» Problem details: A verbatim copy of the records is required, with all pictures left out.

» Data supplied:
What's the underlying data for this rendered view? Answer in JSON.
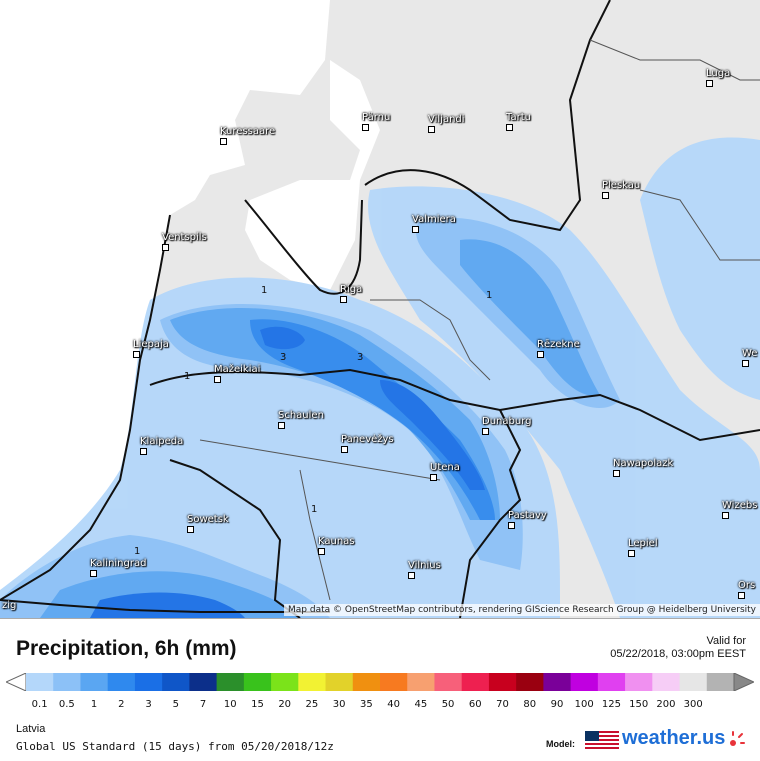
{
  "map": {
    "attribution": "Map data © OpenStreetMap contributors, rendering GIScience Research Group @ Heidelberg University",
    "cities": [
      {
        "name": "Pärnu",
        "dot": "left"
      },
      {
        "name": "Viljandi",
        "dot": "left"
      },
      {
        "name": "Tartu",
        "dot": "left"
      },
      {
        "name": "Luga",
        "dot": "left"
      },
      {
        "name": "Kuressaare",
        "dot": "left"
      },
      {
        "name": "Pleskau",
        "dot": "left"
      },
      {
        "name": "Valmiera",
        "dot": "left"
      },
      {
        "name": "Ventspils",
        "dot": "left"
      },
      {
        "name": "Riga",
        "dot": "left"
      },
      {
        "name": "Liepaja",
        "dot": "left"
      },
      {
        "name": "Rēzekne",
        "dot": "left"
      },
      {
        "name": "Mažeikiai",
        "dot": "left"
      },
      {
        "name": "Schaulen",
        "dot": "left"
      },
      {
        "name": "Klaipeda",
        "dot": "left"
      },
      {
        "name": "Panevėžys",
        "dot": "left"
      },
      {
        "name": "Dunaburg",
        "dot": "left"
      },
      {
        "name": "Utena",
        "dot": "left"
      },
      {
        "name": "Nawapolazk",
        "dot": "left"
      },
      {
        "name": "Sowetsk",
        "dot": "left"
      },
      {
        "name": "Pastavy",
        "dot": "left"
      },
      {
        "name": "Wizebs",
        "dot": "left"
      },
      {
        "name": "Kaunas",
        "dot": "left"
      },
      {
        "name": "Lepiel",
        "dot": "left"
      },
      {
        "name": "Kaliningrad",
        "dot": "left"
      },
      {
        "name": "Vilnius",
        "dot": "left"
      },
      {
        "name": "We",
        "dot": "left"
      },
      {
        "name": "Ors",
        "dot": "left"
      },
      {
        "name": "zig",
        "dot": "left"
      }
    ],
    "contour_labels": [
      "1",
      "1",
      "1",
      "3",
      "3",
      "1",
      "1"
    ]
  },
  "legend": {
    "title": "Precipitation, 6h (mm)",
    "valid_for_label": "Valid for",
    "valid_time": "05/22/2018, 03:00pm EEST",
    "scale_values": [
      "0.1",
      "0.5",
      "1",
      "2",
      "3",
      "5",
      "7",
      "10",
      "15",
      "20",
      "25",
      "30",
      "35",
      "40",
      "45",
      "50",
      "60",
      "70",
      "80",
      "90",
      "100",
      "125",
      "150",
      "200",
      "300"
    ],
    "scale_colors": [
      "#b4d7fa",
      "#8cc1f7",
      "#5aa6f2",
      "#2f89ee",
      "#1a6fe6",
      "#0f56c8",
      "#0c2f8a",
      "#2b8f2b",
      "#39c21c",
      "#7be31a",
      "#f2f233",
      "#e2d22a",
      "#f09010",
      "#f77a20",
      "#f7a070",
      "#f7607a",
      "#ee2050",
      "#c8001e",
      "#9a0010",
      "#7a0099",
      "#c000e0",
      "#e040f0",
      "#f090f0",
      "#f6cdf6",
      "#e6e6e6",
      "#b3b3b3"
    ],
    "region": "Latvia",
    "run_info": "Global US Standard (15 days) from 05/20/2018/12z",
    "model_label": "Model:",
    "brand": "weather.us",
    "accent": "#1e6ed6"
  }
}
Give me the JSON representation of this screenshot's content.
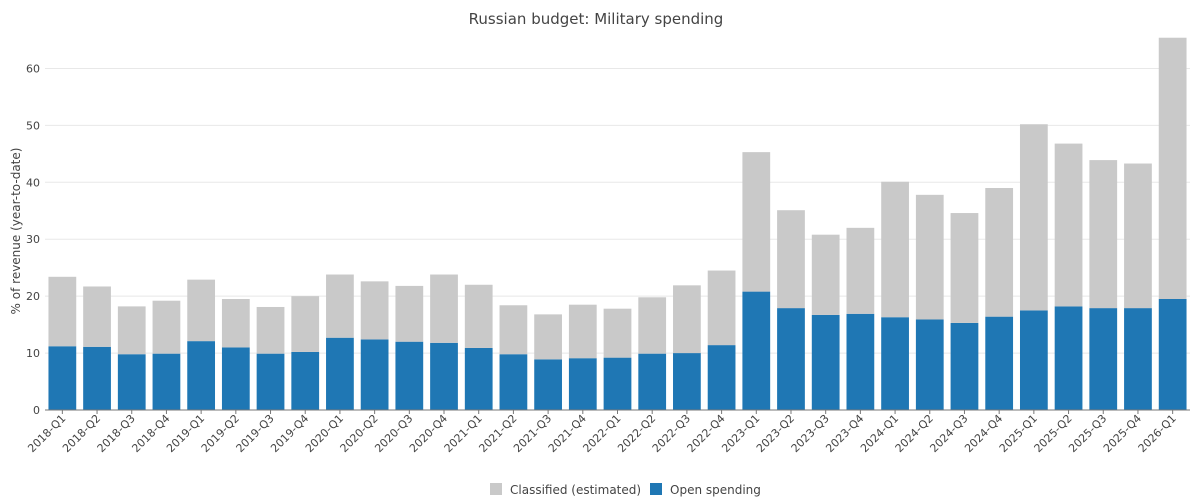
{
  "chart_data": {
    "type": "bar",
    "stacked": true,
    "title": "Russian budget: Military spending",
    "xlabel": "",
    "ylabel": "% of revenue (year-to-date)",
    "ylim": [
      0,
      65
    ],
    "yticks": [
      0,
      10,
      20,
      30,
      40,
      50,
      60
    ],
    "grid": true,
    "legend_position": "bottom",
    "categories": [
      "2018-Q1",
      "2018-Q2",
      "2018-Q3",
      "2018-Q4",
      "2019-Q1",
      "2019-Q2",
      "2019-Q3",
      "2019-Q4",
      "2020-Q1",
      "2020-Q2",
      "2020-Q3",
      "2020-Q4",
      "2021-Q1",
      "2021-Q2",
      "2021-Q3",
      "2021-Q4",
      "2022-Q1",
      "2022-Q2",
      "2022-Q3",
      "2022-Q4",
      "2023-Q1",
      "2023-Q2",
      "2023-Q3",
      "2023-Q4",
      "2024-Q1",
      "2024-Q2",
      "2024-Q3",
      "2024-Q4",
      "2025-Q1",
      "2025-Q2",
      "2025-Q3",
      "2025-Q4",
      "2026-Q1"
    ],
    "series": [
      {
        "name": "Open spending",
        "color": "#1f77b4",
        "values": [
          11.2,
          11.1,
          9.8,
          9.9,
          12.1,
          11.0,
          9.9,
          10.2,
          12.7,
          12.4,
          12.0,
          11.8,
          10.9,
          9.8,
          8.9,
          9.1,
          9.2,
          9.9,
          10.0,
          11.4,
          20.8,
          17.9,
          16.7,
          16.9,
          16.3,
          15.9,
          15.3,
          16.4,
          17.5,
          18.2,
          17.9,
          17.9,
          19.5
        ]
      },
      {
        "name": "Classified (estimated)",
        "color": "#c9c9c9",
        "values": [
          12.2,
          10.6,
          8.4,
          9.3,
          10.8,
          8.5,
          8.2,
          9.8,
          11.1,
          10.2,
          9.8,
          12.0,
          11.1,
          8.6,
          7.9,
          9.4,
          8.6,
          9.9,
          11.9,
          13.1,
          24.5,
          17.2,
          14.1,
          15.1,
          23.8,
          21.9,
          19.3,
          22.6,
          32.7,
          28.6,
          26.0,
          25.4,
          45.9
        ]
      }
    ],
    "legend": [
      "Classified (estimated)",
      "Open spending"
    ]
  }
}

» Full answer:
What's the underlying data for this rendered view? Answer in JSON.
{
  "map": {
    "attribution": "Map data © OpenStreetMap contributors, rendering GIScience Research Group @ Heidelberg University",
    "cities": [
      {
        "name": "Pärnu",
        "dot": "left"
      },
      {
        "name": "Viljandi",
        "dot": "left"
      },
      {
        "name": "Tartu",
        "dot": "left"
      },
      {
        "name": "Luga",
        "dot": "left"
      },
      {
        "name": "Kuressaare",
        "dot": "left"
      },
      {
        "name": "Pleskau",
        "dot": "left"
      },
      {
        "name": "Valmiera",
        "dot": "left"
      },
      {
        "name": "Ventspils",
        "dot": "left"
      },
      {
        "name": "Riga",
        "dot": "left"
      },
      {
        "name": "Liepaja",
        "dot": "left"
      },
      {
        "name": "Rēzekne",
        "dot": "left"
      },
      {
        "name": "Mažeikiai",
        "dot": "left"
      },
      {
        "name": "Schaulen",
        "dot": "left"
      },
      {
        "name": "Klaipeda",
        "dot": "left"
      },
      {
        "name": "Panevėžys",
        "dot": "left"
      },
      {
        "name": "Dunaburg",
        "dot": "left"
      },
      {
        "name": "Utena",
        "dot": "left"
      },
      {
        "name": "Nawapolazk",
        "dot": "left"
      },
      {
        "name": "Sowetsk",
        "dot": "left"
      },
      {
        "name": "Pastavy",
        "dot": "left"
      },
      {
        "name": "Wizebs",
        "dot": "left"
      },
      {
        "name": "Kaunas",
        "dot": "left"
      },
      {
        "name": "Lepiel",
        "dot": "left"
      },
      {
        "name": "Kaliningrad",
        "dot": "left"
      },
      {
        "name": "Vilnius",
        "dot": "left"
      },
      {
        "name": "We",
        "dot": "left"
      },
      {
        "name": "Ors",
        "dot": "left"
      },
      {
        "name": "zig",
        "dot": "left"
      }
    ],
    "contour_labels": [
      "1",
      "1",
      "1",
      "3",
      "3",
      "1",
      "1"
    ]
  },
  "legend": {
    "title": "Precipitation, 6h (mm)",
    "valid_for_label": "Valid for",
    "valid_time": "05/22/2018, 03:00pm EEST",
    "scale_values": [
      "0.1",
      "0.5",
      "1",
      "2",
      "3",
      "5",
      "7",
      "10",
      "15",
      "20",
      "25",
      "30",
      "35",
      "40",
      "45",
      "50",
      "60",
      "70",
      "80",
      "90",
      "100",
      "125",
      "150",
      "200",
      "300"
    ],
    "scale_colors": [
      "#b4d7fa",
      "#8cc1f7",
      "#5aa6f2",
      "#2f89ee",
      "#1a6fe6",
      "#0f56c8",
      "#0c2f8a",
      "#2b8f2b",
      "#39c21c",
      "#7be31a",
      "#f2f233",
      "#e2d22a",
      "#f09010",
      "#f77a20",
      "#f7a070",
      "#f7607a",
      "#ee2050",
      "#c8001e",
      "#9a0010",
      "#7a0099",
      "#c000e0",
      "#e040f0",
      "#f090f0",
      "#f6cdf6",
      "#e6e6e6",
      "#b3b3b3"
    ],
    "region": "Latvia",
    "run_info": "Global US Standard (15 days) from 05/20/2018/12z",
    "model_label": "Model:",
    "brand": "weather.us",
    "accent": "#1e6ed6"
  }
}
Give me the JSON representation of this screenshot's content.
{
  "chart_data": {
    "type": "bar",
    "stacked": true,
    "title": "Russian budget: Military spending",
    "xlabel": "",
    "ylabel": "% of revenue (year-to-date)",
    "ylim": [
      0,
      65
    ],
    "yticks": [
      0,
      10,
      20,
      30,
      40,
      50,
      60
    ],
    "grid": true,
    "legend_position": "bottom",
    "categories": [
      "2018-Q1",
      "2018-Q2",
      "2018-Q3",
      "2018-Q4",
      "2019-Q1",
      "2019-Q2",
      "2019-Q3",
      "2019-Q4",
      "2020-Q1",
      "2020-Q2",
      "2020-Q3",
      "2020-Q4",
      "2021-Q1",
      "2021-Q2",
      "2021-Q3",
      "2021-Q4",
      "2022-Q1",
      "2022-Q2",
      "2022-Q3",
      "2022-Q4",
      "2023-Q1",
      "2023-Q2",
      "2023-Q3",
      "2023-Q4",
      "2024-Q1",
      "2024-Q2",
      "2024-Q3",
      "2024-Q4",
      "2025-Q1",
      "2025-Q2",
      "2025-Q3",
      "2025-Q4",
      "2026-Q1"
    ],
    "series": [
      {
        "name": "Open spending",
        "color": "#1f77b4",
        "values": [
          11.2,
          11.1,
          9.8,
          9.9,
          12.1,
          11.0,
          9.9,
          10.2,
          12.7,
          12.4,
          12.0,
          11.8,
          10.9,
          9.8,
          8.9,
          9.1,
          9.2,
          9.9,
          10.0,
          11.4,
          20.8,
          17.9,
          16.7,
          16.9,
          16.3,
          15.9,
          15.3,
          16.4,
          17.5,
          18.2,
          17.9,
          17.9,
          19.5
        ]
      },
      {
        "name": "Classified (estimated)",
        "color": "#c9c9c9",
        "values": [
          12.2,
          10.6,
          8.4,
          9.3,
          10.8,
          8.5,
          8.2,
          9.8,
          11.1,
          10.2,
          9.8,
          12.0,
          11.1,
          8.6,
          7.9,
          9.4,
          8.6,
          9.9,
          11.9,
          13.1,
          24.5,
          17.2,
          14.1,
          15.1,
          23.8,
          21.9,
          19.3,
          22.6,
          32.7,
          28.6,
          26.0,
          25.4,
          45.9
        ]
      }
    ],
    "legend": [
      "Classified (estimated)",
      "Open spending"
    ]
  }
}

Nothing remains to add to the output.